▶ [EXERCISE GOAL]: Give every line back verbatim, dropping all images.
##### SUPPLIED ENTRIES #####
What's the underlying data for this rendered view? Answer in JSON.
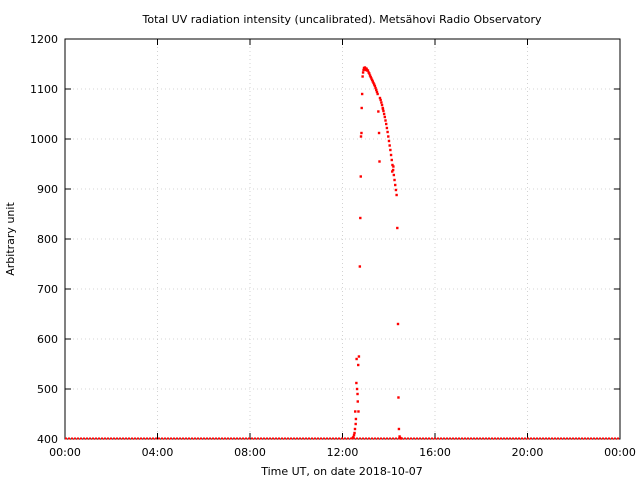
{
  "chart_data": {
    "type": "scatter",
    "title": "Total UV radiation intensity (uncalibrated). Metsähovi Radio Observatory",
    "xlabel": "Time UT, on date 2018-10-07",
    "ylabel": "Arbitrary unit",
    "x_unit": "hours UT",
    "xlim": [
      0,
      24
    ],
    "ylim": [
      400,
      1200
    ],
    "x_ticks": [
      {
        "value": 0,
        "label": "00:00"
      },
      {
        "value": 4,
        "label": "04:00"
      },
      {
        "value": 8,
        "label": "08:00"
      },
      {
        "value": 12,
        "label": "12:00"
      },
      {
        "value": 16,
        "label": "16:00"
      },
      {
        "value": 20,
        "label": "20:00"
      },
      {
        "value": 24,
        "label": "00:00"
      }
    ],
    "y_ticks": [
      400,
      500,
      600,
      700,
      800,
      900,
      1000,
      1100,
      1200
    ],
    "grid": true,
    "marker_color": "#ff0000",
    "baseline": {
      "value": 401,
      "x_start": 0,
      "x_end": 24
    },
    "series": [
      {
        "values": [
          [
            12.44,
            402
          ],
          [
            12.47,
            404
          ],
          [
            12.5,
            408
          ],
          [
            12.52,
            412
          ],
          [
            12.54,
            420
          ],
          [
            12.55,
            455
          ],
          [
            12.57,
            430
          ],
          [
            12.58,
            440
          ],
          [
            12.6,
            512
          ],
          [
            12.61,
            560
          ],
          [
            12.63,
            500
          ],
          [
            12.65,
            490
          ],
          [
            12.66,
            475
          ],
          [
            12.68,
            548
          ],
          [
            12.69,
            455
          ],
          [
            12.71,
            565
          ],
          [
            12.75,
            745
          ],
          [
            12.77,
            842
          ],
          [
            12.79,
            925
          ],
          [
            12.8,
            1005
          ],
          [
            12.82,
            1012
          ],
          [
            12.83,
            1062
          ],
          [
            12.85,
            1090
          ],
          [
            12.87,
            1125
          ],
          [
            12.89,
            1133
          ],
          [
            12.91,
            1138
          ],
          [
            12.93,
            1142
          ],
          [
            12.95,
            1141
          ],
          [
            12.97,
            1143
          ],
          [
            12.99,
            1140
          ],
          [
            13.01,
            1138
          ],
          [
            13.03,
            1141
          ],
          [
            13.05,
            1139
          ],
          [
            13.07,
            1137
          ],
          [
            13.1,
            1137
          ],
          [
            13.13,
            1133
          ],
          [
            13.16,
            1131
          ],
          [
            13.19,
            1127
          ],
          [
            13.22,
            1124
          ],
          [
            13.25,
            1121
          ],
          [
            13.28,
            1118
          ],
          [
            13.31,
            1115
          ],
          [
            13.34,
            1112
          ],
          [
            13.37,
            1109
          ],
          [
            13.4,
            1106
          ],
          [
            13.43,
            1102
          ],
          [
            13.46,
            1098
          ],
          [
            13.49,
            1094
          ],
          [
            13.52,
            1090
          ],
          [
            13.55,
            1055
          ],
          [
            13.58,
            1012
          ],
          [
            13.6,
            955
          ],
          [
            13.62,
            1082
          ],
          [
            13.65,
            1078
          ],
          [
            13.68,
            1073
          ],
          [
            13.71,
            1068
          ],
          [
            13.74,
            1062
          ],
          [
            13.77,
            1056
          ],
          [
            13.8,
            1050
          ],
          [
            13.83,
            1044
          ],
          [
            13.86,
            1037
          ],
          [
            13.89,
            1030
          ],
          [
            13.92,
            1022
          ],
          [
            13.95,
            1014
          ],
          [
            13.98,
            1005
          ],
          [
            14.01,
            996
          ],
          [
            14.04,
            987
          ],
          [
            14.07,
            978
          ],
          [
            14.1,
            968
          ],
          [
            14.13,
            958
          ],
          [
            14.16,
            948
          ],
          [
            14.19,
            938
          ],
          [
            14.22,
            928
          ],
          [
            14.25,
            918
          ],
          [
            14.28,
            908
          ],
          [
            14.31,
            898
          ],
          [
            14.34,
            888
          ],
          [
            14.37,
            822
          ],
          [
            14.4,
            630
          ],
          [
            14.42,
            483
          ],
          [
            14.44,
            420
          ],
          [
            14.47,
            405
          ],
          [
            14.5,
            402
          ],
          [
            14.53,
            401
          ],
          [
            14.15,
            935
          ],
          [
            14.2,
            945
          ],
          [
            13.75,
            1060
          ]
        ]
      }
    ]
  }
}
#####
▶ [RESULT]:
What's the underlying data for this rendered view? Answer in JSON.
{
  "chart_data": {
    "type": "scatter",
    "title": "Total UV radiation intensity (uncalibrated). Metsähovi Radio Observatory",
    "xlabel": "Time UT, on date 2018-10-07",
    "ylabel": "Arbitrary unit",
    "x_unit": "hours UT",
    "xlim": [
      0,
      24
    ],
    "ylim": [
      400,
      1200
    ],
    "x_ticks": [
      {
        "value": 0,
        "label": "00:00"
      },
      {
        "value": 4,
        "label": "04:00"
      },
      {
        "value": 8,
        "label": "08:00"
      },
      {
        "value": 12,
        "label": "12:00"
      },
      {
        "value": 16,
        "label": "16:00"
      },
      {
        "value": 20,
        "label": "20:00"
      },
      {
        "value": 24,
        "label": "00:00"
      }
    ],
    "y_ticks": [
      400,
      500,
      600,
      700,
      800,
      900,
      1000,
      1100,
      1200
    ],
    "grid": true,
    "marker_color": "#ff0000",
    "baseline": {
      "value": 401,
      "x_start": 0,
      "x_end": 24
    },
    "series": [
      {
        "values": [
          [
            12.44,
            402
          ],
          [
            12.47,
            404
          ],
          [
            12.5,
            408
          ],
          [
            12.52,
            412
          ],
          [
            12.54,
            420
          ],
          [
            12.55,
            455
          ],
          [
            12.57,
            430
          ],
          [
            12.58,
            440
          ],
          [
            12.6,
            512
          ],
          [
            12.61,
            560
          ],
          [
            12.63,
            500
          ],
          [
            12.65,
            490
          ],
          [
            12.66,
            475
          ],
          [
            12.68,
            548
          ],
          [
            12.69,
            455
          ],
          [
            12.71,
            565
          ],
          [
            12.75,
            745
          ],
          [
            12.77,
            842
          ],
          [
            12.79,
            925
          ],
          [
            12.8,
            1005
          ],
          [
            12.82,
            1012
          ],
          [
            12.83,
            1062
          ],
          [
            12.85,
            1090
          ],
          [
            12.87,
            1125
          ],
          [
            12.89,
            1133
          ],
          [
            12.91,
            1138
          ],
          [
            12.93,
            1142
          ],
          [
            12.95,
            1141
          ],
          [
            12.97,
            1143
          ],
          [
            12.99,
            1140
          ],
          [
            13.01,
            1138
          ],
          [
            13.03,
            1141
          ],
          [
            13.05,
            1139
          ],
          [
            13.07,
            1137
          ],
          [
            13.1,
            1137
          ],
          [
            13.13,
            1133
          ],
          [
            13.16,
            1131
          ],
          [
            13.19,
            1127
          ],
          [
            13.22,
            1124
          ],
          [
            13.25,
            1121
          ],
          [
            13.28,
            1118
          ],
          [
            13.31,
            1115
          ],
          [
            13.34,
            1112
          ],
          [
            13.37,
            1109
          ],
          [
            13.4,
            1106
          ],
          [
            13.43,
            1102
          ],
          [
            13.46,
            1098
          ],
          [
            13.49,
            1094
          ],
          [
            13.52,
            1090
          ],
          [
            13.55,
            1055
          ],
          [
            13.58,
            1012
          ],
          [
            13.6,
            955
          ],
          [
            13.62,
            1082
          ],
          [
            13.65,
            1078
          ],
          [
            13.68,
            1073
          ],
          [
            13.71,
            1068
          ],
          [
            13.74,
            1062
          ],
          [
            13.77,
            1056
          ],
          [
            13.8,
            1050
          ],
          [
            13.83,
            1044
          ],
          [
            13.86,
            1037
          ],
          [
            13.89,
            1030
          ],
          [
            13.92,
            1022
          ],
          [
            13.95,
            1014
          ],
          [
            13.98,
            1005
          ],
          [
            14.01,
            996
          ],
          [
            14.04,
            987
          ],
          [
            14.07,
            978
          ],
          [
            14.1,
            968
          ],
          [
            14.13,
            958
          ],
          [
            14.16,
            948
          ],
          [
            14.19,
            938
          ],
          [
            14.22,
            928
          ],
          [
            14.25,
            918
          ],
          [
            14.28,
            908
          ],
          [
            14.31,
            898
          ],
          [
            14.34,
            888
          ],
          [
            14.37,
            822
          ],
          [
            14.4,
            630
          ],
          [
            14.42,
            483
          ],
          [
            14.44,
            420
          ],
          [
            14.47,
            405
          ],
          [
            14.5,
            402
          ],
          [
            14.53,
            401
          ],
          [
            14.15,
            935
          ],
          [
            14.2,
            945
          ],
          [
            13.75,
            1060
          ]
        ]
      }
    ]
  }
}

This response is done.